**Instructions for the task**
Write the records out again, keeping each line exactly as it is.

**Extracted information**

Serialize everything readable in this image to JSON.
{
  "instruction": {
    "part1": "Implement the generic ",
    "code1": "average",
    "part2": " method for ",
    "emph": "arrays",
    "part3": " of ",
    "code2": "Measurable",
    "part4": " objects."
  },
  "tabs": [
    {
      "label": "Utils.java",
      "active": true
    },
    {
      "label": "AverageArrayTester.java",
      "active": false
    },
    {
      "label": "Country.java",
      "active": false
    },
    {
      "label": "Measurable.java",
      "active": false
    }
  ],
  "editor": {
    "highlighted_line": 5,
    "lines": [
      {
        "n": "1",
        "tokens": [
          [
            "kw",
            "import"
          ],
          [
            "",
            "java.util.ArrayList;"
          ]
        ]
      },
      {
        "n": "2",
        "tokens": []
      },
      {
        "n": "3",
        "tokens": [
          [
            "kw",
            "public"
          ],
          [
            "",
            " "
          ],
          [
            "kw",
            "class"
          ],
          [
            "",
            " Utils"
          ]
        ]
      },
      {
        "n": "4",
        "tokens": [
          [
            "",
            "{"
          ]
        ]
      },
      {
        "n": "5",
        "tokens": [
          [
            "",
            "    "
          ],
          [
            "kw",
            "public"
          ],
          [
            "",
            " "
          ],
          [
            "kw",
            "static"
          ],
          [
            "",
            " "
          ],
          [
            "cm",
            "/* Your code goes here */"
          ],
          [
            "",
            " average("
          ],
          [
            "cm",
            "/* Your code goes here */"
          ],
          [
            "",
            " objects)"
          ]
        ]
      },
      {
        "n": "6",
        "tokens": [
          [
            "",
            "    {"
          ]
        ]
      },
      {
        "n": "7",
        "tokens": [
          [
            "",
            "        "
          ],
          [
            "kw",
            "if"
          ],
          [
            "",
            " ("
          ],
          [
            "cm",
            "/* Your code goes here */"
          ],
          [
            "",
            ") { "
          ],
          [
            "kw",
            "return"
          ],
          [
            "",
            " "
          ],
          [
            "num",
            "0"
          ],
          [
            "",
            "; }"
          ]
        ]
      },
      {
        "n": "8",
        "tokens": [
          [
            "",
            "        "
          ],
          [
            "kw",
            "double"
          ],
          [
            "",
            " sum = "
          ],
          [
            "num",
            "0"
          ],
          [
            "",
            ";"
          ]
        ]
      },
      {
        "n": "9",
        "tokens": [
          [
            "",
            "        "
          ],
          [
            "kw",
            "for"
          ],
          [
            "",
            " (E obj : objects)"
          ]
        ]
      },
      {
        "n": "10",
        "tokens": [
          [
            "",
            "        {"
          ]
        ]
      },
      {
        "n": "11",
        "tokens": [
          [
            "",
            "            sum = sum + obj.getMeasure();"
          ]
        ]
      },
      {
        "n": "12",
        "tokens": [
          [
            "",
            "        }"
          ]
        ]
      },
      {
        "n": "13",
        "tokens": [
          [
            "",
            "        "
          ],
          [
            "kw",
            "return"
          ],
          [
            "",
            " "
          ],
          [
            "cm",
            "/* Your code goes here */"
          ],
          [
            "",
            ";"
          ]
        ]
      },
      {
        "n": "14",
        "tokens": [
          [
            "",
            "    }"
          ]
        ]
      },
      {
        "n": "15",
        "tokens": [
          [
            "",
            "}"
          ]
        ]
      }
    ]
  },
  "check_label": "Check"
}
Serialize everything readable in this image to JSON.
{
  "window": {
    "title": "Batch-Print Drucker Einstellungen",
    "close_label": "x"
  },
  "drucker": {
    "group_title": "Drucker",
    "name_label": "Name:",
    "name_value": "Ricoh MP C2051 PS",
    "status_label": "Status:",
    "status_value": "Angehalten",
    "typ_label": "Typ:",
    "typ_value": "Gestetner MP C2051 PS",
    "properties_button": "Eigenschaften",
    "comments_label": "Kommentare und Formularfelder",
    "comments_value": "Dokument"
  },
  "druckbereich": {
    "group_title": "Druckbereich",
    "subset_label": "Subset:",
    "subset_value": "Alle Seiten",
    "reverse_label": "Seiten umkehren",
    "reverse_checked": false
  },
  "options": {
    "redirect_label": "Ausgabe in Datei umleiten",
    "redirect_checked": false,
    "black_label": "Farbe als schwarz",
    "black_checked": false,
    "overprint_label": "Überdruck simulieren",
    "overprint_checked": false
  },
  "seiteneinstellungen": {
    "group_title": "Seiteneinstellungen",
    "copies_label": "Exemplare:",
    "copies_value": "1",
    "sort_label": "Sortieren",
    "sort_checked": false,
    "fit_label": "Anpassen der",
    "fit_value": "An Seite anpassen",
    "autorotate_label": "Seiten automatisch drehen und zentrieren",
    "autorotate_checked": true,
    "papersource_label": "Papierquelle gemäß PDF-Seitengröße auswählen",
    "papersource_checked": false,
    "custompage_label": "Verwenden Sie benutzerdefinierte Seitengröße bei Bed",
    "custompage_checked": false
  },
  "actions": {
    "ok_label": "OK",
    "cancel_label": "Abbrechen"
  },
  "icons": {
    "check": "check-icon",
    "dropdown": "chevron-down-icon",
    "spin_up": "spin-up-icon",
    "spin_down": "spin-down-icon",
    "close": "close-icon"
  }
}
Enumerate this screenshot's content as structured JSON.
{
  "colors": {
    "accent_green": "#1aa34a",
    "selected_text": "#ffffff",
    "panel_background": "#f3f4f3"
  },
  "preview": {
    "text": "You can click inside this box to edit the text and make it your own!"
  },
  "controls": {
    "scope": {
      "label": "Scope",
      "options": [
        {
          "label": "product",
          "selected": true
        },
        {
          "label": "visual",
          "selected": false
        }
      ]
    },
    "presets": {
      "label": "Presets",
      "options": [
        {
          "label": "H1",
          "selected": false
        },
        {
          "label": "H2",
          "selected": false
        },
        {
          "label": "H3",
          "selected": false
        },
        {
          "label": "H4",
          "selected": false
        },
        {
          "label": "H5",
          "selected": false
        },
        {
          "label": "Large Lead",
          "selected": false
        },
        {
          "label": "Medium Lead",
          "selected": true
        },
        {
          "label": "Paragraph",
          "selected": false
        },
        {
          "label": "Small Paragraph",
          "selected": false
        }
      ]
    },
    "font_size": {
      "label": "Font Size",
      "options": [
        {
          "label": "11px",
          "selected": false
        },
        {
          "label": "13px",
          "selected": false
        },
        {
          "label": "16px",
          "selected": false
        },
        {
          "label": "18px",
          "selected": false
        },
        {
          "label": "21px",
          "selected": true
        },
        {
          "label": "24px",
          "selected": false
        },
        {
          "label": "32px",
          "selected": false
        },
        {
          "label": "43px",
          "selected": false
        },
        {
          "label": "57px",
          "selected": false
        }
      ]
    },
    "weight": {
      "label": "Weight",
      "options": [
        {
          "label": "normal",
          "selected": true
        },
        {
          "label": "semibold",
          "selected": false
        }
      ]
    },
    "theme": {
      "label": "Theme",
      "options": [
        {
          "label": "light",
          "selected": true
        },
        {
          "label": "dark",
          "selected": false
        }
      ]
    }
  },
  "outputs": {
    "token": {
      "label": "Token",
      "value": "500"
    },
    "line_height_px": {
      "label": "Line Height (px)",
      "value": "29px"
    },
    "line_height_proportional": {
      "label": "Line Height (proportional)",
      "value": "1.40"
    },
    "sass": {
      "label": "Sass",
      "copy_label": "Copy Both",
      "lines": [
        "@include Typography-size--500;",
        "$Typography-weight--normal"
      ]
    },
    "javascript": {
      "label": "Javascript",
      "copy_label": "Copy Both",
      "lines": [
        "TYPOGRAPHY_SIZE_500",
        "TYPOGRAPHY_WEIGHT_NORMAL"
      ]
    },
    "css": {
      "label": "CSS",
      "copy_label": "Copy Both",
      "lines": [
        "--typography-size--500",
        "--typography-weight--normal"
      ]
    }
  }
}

**Output**
Serialize everything readable in this image to JSON.
{
  "instruction": {
    "part1": "Implement the generic ",
    "code1": "average",
    "part2": " method for ",
    "emph": "arrays",
    "part3": " of ",
    "code2": "Measurable",
    "part4": " objects."
  },
  "tabs": [
    {
      "label": "Utils.java",
      "active": true
    },
    {
      "label": "AverageArrayTester.java",
      "active": false
    },
    {
      "label": "Country.java",
      "active": false
    },
    {
      "label": "Measurable.java",
      "active": false
    }
  ],
  "editor": {
    "highlighted_line": 5,
    "lines": [
      {
        "n": "1",
        "tokens": [
          [
            "kw",
            "import"
          ],
          [
            "",
            "java.util.ArrayList;"
          ]
        ]
      },
      {
        "n": "2",
        "tokens": []
      },
      {
        "n": "3",
        "tokens": [
          [
            "kw",
            "public"
          ],
          [
            "",
            " "
          ],
          [
            "kw",
            "class"
          ],
          [
            "",
            " Utils"
          ]
        ]
      },
      {
        "n": "4",
        "tokens": [
          [
            "",
            "{"
          ]
        ]
      },
      {
        "n": "5",
        "tokens": [
          [
            "",
            "    "
          ],
          [
            "kw",
            "public"
          ],
          [
            "",
            " "
          ],
          [
            "kw",
            "static"
          ],
          [
            "",
            " "
          ],
          [
            "cm",
            "/* Your code goes here */"
          ],
          [
            "",
            " average("
          ],
          [
            "cm",
            "/* Your code goes here */"
          ],
          [
            "",
            " objects)"
          ]
        ]
      },
      {
        "n": "6",
        "tokens": [
          [
            "",
            "    {"
          ]
        ]
      },
      {
        "n": "7",
        "tokens": [
          [
            "",
            "        "
          ],
          [
            "kw",
            "if"
          ],
          [
            "",
            " ("
          ],
          [
            "cm",
            "/* Your code goes here */"
          ],
          [
            "",
            ") { "
          ],
          [
            "kw",
            "return"
          ],
          [
            "",
            " "
          ],
          [
            "num",
            "0"
          ],
          [
            "",
            "; }"
          ]
        ]
      },
      {
        "n": "8",
        "tokens": [
          [
            "",
            "        "
          ],
          [
            "kw",
            "double"
          ],
          [
            "",
            " sum = "
          ],
          [
            "num",
            "0"
          ],
          [
            "",
            ";"
          ]
        ]
      },
      {
        "n": "9",
        "tokens": [
          [
            "",
            "        "
          ],
          [
            "kw",
            "for"
          ],
          [
            "",
            " (E obj : objects)"
          ]
        ]
      },
      {
        "n": "10",
        "tokens": [
          [
            "",
            "        {"
          ]
        ]
      },
      {
        "n": "11",
        "tokens": [
          [
            "",
            "            sum = sum + obj.getMeasure();"
          ]
        ]
      },
      {
        "n": "12",
        "tokens": [
          [
            "",
            "        }"
          ]
        ]
      },
      {
        "n": "13",
        "tokens": [
          [
            "",
            "        "
          ],
          [
            "kw",
            "return"
          ],
          [
            "",
            " "
          ],
          [
            "cm",
            "/* Your code goes here */"
          ],
          [
            "",
            ";"
          ]
        ]
      },
      {
        "n": "14",
        "tokens": [
          [
            "",
            "    }"
          ]
        ]
      },
      {
        "n": "15",
        "tokens": [
          [
            "",
            "}"
          ]
        ]
      }
    ]
  },
  "check_label": "Check"
}
Serialize everything readable in this image to JSON.
{
  "window": {
    "title": "Batch-Print Drucker Einstellungen",
    "close_label": "x"
  },
  "drucker": {
    "group_title": "Drucker",
    "name_label": "Name:",
    "name_value": "Ricoh MP C2051 PS",
    "status_label": "Status:",
    "status_value": "Angehalten",
    "typ_label": "Typ:",
    "typ_value": "Gestetner MP C2051 PS",
    "properties_button": "Eigenschaften",
    "comments_label": "Kommentare und Formularfelder",
    "comments_value": "Dokument"
  },
  "druckbereich": {
    "group_title": "Druckbereich",
    "subset_label": "Subset:",
    "subset_value": "Alle Seiten",
    "reverse_label": "Seiten umkehren",
    "reverse_checked": false
  },
  "options": {
    "redirect_label": "Ausgabe in Datei umleiten",
    "redirect_checked": false,
    "black_label": "Farbe als schwarz",
    "black_checked": false,
    "overprint_label": "Überdruck simulieren",
    "overprint_checked": false
  },
  "seiteneinstellungen": {
    "group_title": "Seiteneinstellungen",
    "copies_label": "Exemplare:",
    "copies_value": "1",
    "sort_label": "Sortieren",
    "sort_checked": false,
    "fit_label": "Anpassen der",
    "fit_value": "An Seite anpassen",
    "autorotate_label": "Seiten automatisch drehen und zentrieren",
    "autorotate_checked": true,
    "papersource_label": "Papierquelle gemäß PDF-Seitengröße auswählen",
    "papersource_checked": false,
    "custompage_label": "Verwenden Sie benutzerdefinierte Seitengröße bei Bed",
    "custompage_checked": false
  },
  "actions": {
    "ok_label": "OK",
    "cancel_label": "Abbrechen"
  },
  "icons": {
    "check": "check-icon",
    "dropdown": "chevron-down-icon",
    "spin_up": "spin-up-icon",
    "spin_down": "spin-down-icon",
    "close": "close-icon"
  }
}
Enumerate this screenshot's content as structured JSON.
{
  "colors": {
    "accent_green": "#1aa34a",
    "selected_text": "#ffffff",
    "panel_background": "#f3f4f3"
  },
  "preview": {
    "text": "You can click inside this box to edit the text and make it your own!"
  },
  "controls": {
    "scope": {
      "label": "Scope",
      "options": [
        {
          "label": "product",
          "selected": true
        },
        {
          "label": "visual",
          "selected": false
        }
      ]
    },
    "presets": {
      "label": "Presets",
      "options": [
        {
          "label": "H1",
          "selected": false
        },
        {
          "label": "H2",
          "selected": false
        },
        {
          "label": "H3",
          "selected": false
        },
        {
          "label": "H4",
          "selected": false
        },
        {
          "label": "H5",
          "selected": false
        },
        {
          "label": "Large Lead",
          "selected": false
        },
        {
          "label": "Medium Lead",
          "selected": true
        },
        {
          "label": "Paragraph",
          "selected": false
        },
        {
          "label": "Small Paragraph",
          "selected": false
        }
      ]
    },
    "font_size": {
      "label": "Font Size",
      "options": [
        {
          "label": "11px",
          "selected": false
        },
        {
          "label": "13px",
          "selected": false
        },
        {
          "label": "16px",
          "selected": false
        },
        {
          "label": "18px",
          "selected": false
        },
        {
          "label": "21px",
          "selected": true
        },
        {
          "label": "24px",
          "selected": false
        },
        {
          "label": "32px",
          "selected": false
        },
        {
          "label": "43px",
          "selected": false
        },
        {
          "label": "57px",
          "selected": false
        }
      ]
    },
    "weight": {
      "label": "Weight",
      "options": [
        {
          "label": "normal",
          "selected": true
        },
        {
          "label": "semibold",
          "selected": false
        }
      ]
    },
    "theme": {
      "label": "Theme",
      "options": [
        {
          "label": "light",
          "selected": true
        },
        {
          "label": "dark",
          "selected": false
        }
      ]
    }
  },
  "outputs": {
    "token": {
      "label": "Token",
      "value": "500"
    },
    "line_height_px": {
      "label": "Line Height (px)",
      "value": "29px"
    },
    "line_height_proportional": {
      "label": "Line Height (proportional)",
      "value": "1.40"
    },
    "sass": {
      "label": "Sass",
      "copy_label": "Copy Both",
      "lines": [
        "@include Typography-size--500;",
        "$Typography-weight--normal"
      ]
    },
    "javascript": {
      "label": "Javascript",
      "copy_label": "Copy Both",
      "lines": [
        "TYPOGRAPHY_SIZE_500",
        "TYPOGRAPHY_WEIGHT_NORMAL"
      ]
    },
    "css": {
      "label": "CSS",
      "copy_label": "Copy Both",
      "lines": [
        "--typography-size--500",
        "--typography-weight--normal"
      ]
    }
  }
}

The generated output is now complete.